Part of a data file
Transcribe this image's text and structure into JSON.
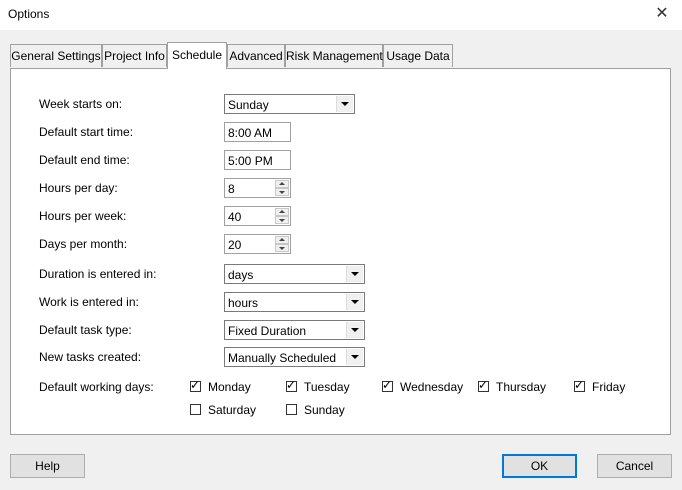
{
  "window": {
    "title": "Options",
    "close_glyph": "✕"
  },
  "tabs": [
    {
      "label": "General Settings",
      "active": false
    },
    {
      "label": "Project Info",
      "active": false
    },
    {
      "label": "Schedule",
      "active": true
    },
    {
      "label": "Advanced",
      "active": false
    },
    {
      "label": "Risk Management",
      "active": false
    },
    {
      "label": "Usage Data",
      "active": false
    }
  ],
  "schedule": {
    "week_starts_on": {
      "label": "Week starts on:",
      "value": "Sunday"
    },
    "default_start_time": {
      "label": "Default start time:",
      "value": "8:00 AM"
    },
    "default_end_time": {
      "label": "Default end time:",
      "value": "5:00 PM"
    },
    "hours_per_day": {
      "label": "Hours per day:",
      "value": "8"
    },
    "hours_per_week": {
      "label": "Hours per week:",
      "value": "40"
    },
    "days_per_month": {
      "label": "Days per month:",
      "value": "20"
    },
    "duration_entered_in": {
      "label": "Duration is entered in:",
      "value": "days"
    },
    "work_entered_in": {
      "label": "Work is entered in:",
      "value": "hours"
    },
    "default_task_type": {
      "label": "Default task type:",
      "value": "Fixed Duration"
    },
    "new_tasks_created": {
      "label": "New tasks created:",
      "value": "Manually Scheduled"
    },
    "default_working_days": {
      "label": "Default working days:",
      "check_glyph": "✓",
      "days": [
        {
          "label": "Monday",
          "checked": true
        },
        {
          "label": "Tuesday",
          "checked": true
        },
        {
          "label": "Wednesday",
          "checked": true
        },
        {
          "label": "Thursday",
          "checked": true
        },
        {
          "label": "Friday",
          "checked": true
        },
        {
          "label": "Saturday",
          "checked": false
        },
        {
          "label": "Sunday",
          "checked": false
        }
      ]
    }
  },
  "buttons": {
    "help": "Help",
    "ok": "OK",
    "cancel": "Cancel"
  }
}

[Objective] With the pictures omitted, reproduce the records in full and exactly.

[Solved problem]
Transcribe this image's text and structure into JSON.
{
  "window": {
    "title": "Options",
    "close_glyph": "✕"
  },
  "tabs": [
    {
      "label": "General Settings",
      "active": false
    },
    {
      "label": "Project Info",
      "active": false
    },
    {
      "label": "Schedule",
      "active": true
    },
    {
      "label": "Advanced",
      "active": false
    },
    {
      "label": "Risk Management",
      "active": false
    },
    {
      "label": "Usage Data",
      "active": false
    }
  ],
  "schedule": {
    "week_starts_on": {
      "label": "Week starts on:",
      "value": "Sunday"
    },
    "default_start_time": {
      "label": "Default start time:",
      "value": "8:00 AM"
    },
    "default_end_time": {
      "label": "Default end time:",
      "value": "5:00 PM"
    },
    "hours_per_day": {
      "label": "Hours per day:",
      "value": "8"
    },
    "hours_per_week": {
      "label": "Hours per week:",
      "value": "40"
    },
    "days_per_month": {
      "label": "Days per month:",
      "value": "20"
    },
    "duration_entered_in": {
      "label": "Duration is entered in:",
      "value": "days"
    },
    "work_entered_in": {
      "label": "Work is entered in:",
      "value": "hours"
    },
    "default_task_type": {
      "label": "Default task type:",
      "value": "Fixed Duration"
    },
    "new_tasks_created": {
      "label": "New tasks created:",
      "value": "Manually Scheduled"
    },
    "default_working_days": {
      "label": "Default working days:",
      "check_glyph": "✓",
      "days": [
        {
          "label": "Monday",
          "checked": true
        },
        {
          "label": "Tuesday",
          "checked": true
        },
        {
          "label": "Wednesday",
          "checked": true
        },
        {
          "label": "Thursday",
          "checked": true
        },
        {
          "label": "Friday",
          "checked": true
        },
        {
          "label": "Saturday",
          "checked": false
        },
        {
          "label": "Sunday",
          "checked": false
        }
      ]
    }
  },
  "buttons": {
    "help": "Help",
    "ok": "OK",
    "cancel": "Cancel"
  }
}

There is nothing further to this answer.